**What is needed**
Gather each line in the entries that includes the string "customers".

**Given records**
******************************

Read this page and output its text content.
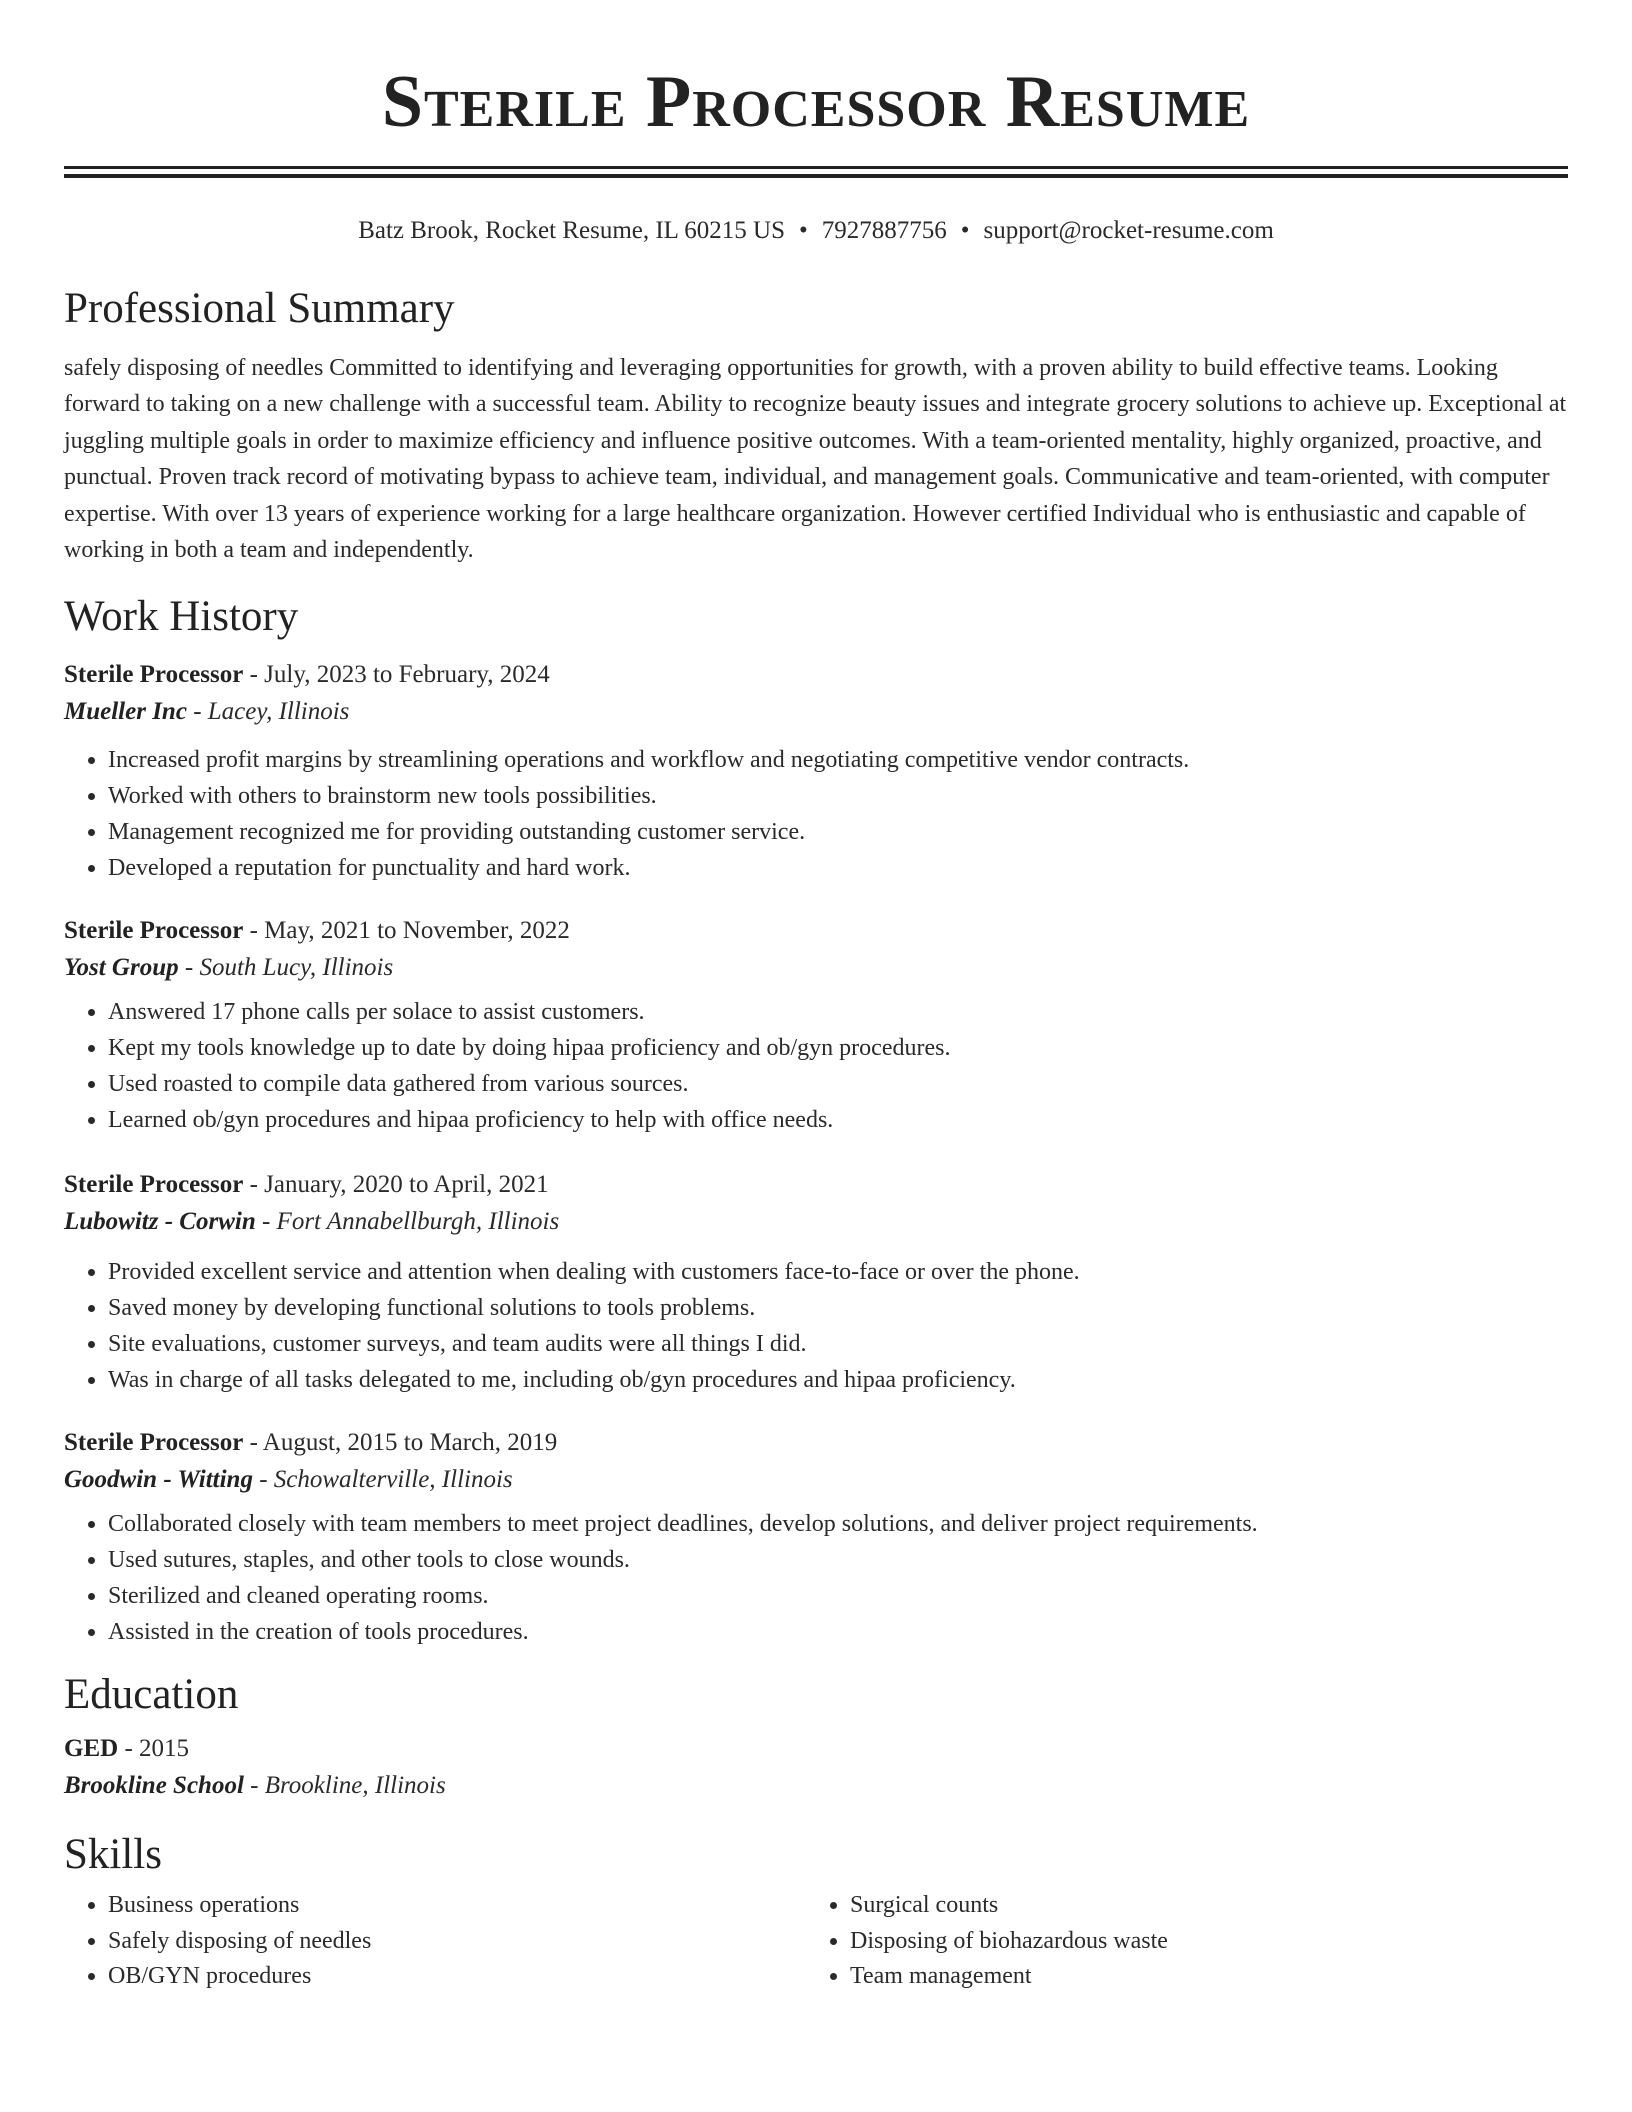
Sterile Processor Resume
Batz Brook, Rocket Resume, IL 60215 US • 7927887756 • support@rocket-resume.com
Professional Summary
safely disposing of needles Committed to identifying and leveraging opportunities for growth, with a proven ability to build effective teams. Looking forward to taking on a new challenge with a successful team. Ability to recognize beauty issues and integrate grocery solutions to achieve up. Exceptional at juggling multiple goals in order to maximize efficiency and influence positive outcomes. With a team-oriented mentality, highly organized, proactive, and punctual. Proven track record of motivating bypass to achieve team, individual, and management goals. Communicative and team-oriented, with computer expertise. With over 13 years of experience working for a large healthcare organization. However certified Individual who is enthusiastic and capable of working in both a team and independently.
Work History
Sterile Processor - July, 2023 to February, 2024
Mueller Inc - Lacey, Illinois
• Increased profit margins by streamlining operations and workflow and negotiating competitive vendor contracts.
• Worked with others to brainstorm new tools possibilities.
• Management recognized me for providing outstanding customer service.
• Developed a reputation for punctuality and hard work.
Sterile Processor - May, 2021 to November, 2022
Yost Group - South Lucy, Illinois
• Answered 17 phone calls per solace to assist customers.
• Kept my tools knowledge up to date by doing hipaa proficiency and ob/gyn procedures.
• Used roasted to compile data gathered from various sources.
• Learned ob/gyn procedures and hipaa proficiency to help with office needs.
Sterile Processor - January, 2020 to April, 2021
Lubowitz - Corwin - Fort Annabellburgh, Illinois
• Provided excellent service and attention when dealing with customers face-to-face or over the phone.
• Saved money by developing functional solutions to tools problems.
• Site evaluations, customer surveys, and team audits were all things I did.
• Was in charge of all tasks delegated to me, including ob/gyn procedures and hipaa proficiency.
Sterile Processor - August, 2015 to March, 2019
Goodwin - Witting - Schowalterville, Illinois
• Collaborated closely with team members to meet project deadlines, develop solutions, and deliver project requirements.
• Used sutures, staples, and other tools to close wounds.
• Sterilized and cleaned operating rooms.
• Assisted in the creation of tools procedures.
Education
GED - 2015
Brookline School - Brookline, Illinois
Skills
• Business operations
• Safely disposing of needles
• OB/GYN procedures
• Surgical counts
• Disposing of biohazardous waste
• Team management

******************************

**Exercise answer**
• Answered 17 phone calls per solace to assist customers.
• Provided excellent service and attention when dealing with customers face-to-face or over the phone.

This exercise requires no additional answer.